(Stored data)
□ □ □

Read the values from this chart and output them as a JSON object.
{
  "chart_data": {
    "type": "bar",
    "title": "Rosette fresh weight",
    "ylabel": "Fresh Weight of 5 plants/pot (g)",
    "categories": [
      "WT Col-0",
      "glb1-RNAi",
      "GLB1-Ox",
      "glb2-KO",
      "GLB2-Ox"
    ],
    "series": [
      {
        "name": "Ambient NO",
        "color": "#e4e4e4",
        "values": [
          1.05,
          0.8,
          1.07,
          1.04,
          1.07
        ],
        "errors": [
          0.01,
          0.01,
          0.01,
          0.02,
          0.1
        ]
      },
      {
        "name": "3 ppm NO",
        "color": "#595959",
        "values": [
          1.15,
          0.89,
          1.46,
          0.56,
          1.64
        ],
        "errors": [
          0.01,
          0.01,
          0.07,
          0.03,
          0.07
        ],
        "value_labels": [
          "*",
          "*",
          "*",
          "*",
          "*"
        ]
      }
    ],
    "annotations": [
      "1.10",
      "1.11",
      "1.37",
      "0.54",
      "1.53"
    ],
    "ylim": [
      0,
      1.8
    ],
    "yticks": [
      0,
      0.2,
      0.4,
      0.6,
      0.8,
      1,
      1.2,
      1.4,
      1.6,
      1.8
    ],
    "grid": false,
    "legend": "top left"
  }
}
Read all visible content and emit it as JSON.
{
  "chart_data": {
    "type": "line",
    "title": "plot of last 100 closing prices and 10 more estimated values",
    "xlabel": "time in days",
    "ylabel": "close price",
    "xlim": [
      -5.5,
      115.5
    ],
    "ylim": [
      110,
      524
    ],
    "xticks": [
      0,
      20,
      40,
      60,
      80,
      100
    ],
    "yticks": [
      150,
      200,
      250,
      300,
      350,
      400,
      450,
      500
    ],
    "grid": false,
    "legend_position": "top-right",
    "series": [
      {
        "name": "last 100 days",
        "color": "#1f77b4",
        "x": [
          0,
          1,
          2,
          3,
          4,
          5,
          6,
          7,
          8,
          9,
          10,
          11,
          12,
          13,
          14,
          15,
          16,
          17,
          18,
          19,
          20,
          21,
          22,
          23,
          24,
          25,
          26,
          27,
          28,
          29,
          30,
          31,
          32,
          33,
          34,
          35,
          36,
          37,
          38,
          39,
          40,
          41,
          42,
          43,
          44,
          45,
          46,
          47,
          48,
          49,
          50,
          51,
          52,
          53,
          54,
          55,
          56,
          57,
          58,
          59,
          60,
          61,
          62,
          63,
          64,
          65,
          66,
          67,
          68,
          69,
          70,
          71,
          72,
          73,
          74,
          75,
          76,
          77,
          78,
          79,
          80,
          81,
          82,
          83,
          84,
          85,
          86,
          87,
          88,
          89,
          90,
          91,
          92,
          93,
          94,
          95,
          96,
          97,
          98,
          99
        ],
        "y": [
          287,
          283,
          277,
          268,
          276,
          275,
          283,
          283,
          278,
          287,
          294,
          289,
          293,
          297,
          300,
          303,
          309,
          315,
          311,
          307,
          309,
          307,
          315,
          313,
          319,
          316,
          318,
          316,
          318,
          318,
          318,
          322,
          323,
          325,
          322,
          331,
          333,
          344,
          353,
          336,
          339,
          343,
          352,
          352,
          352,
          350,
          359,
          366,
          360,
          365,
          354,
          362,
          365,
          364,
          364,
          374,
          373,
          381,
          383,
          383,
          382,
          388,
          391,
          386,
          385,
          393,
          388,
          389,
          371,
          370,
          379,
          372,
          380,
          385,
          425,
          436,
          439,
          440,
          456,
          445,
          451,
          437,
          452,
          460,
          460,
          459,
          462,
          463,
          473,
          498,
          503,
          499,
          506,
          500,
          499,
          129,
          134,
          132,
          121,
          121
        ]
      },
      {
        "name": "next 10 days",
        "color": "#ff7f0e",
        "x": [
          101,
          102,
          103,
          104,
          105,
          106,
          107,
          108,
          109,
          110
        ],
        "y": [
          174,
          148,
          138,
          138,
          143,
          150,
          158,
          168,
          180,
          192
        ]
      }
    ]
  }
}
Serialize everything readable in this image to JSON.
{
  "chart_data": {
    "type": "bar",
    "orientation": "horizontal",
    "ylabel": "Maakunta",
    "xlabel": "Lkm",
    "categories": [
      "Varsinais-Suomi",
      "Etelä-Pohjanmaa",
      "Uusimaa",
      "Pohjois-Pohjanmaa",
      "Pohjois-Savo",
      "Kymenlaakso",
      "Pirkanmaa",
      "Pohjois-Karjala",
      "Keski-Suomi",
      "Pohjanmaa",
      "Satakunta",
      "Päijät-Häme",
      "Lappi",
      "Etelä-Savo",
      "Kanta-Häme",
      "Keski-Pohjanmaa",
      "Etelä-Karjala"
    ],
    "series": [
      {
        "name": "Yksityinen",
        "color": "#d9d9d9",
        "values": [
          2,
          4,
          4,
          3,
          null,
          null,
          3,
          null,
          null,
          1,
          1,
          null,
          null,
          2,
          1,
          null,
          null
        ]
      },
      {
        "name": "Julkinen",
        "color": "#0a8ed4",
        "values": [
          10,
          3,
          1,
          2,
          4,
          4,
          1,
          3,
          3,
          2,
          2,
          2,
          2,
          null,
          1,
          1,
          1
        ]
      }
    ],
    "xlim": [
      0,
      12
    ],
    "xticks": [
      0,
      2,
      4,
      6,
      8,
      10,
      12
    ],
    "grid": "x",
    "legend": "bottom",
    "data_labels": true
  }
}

□ □ □

* Required work *
In the entries above, identify every line with the word "JSON". Copy those lines.

* Problem solution *
Read the values from this chart and output them as a JSON object.
Read all visible content and emit it as JSON.
Serialize everything readable in this image to JSON.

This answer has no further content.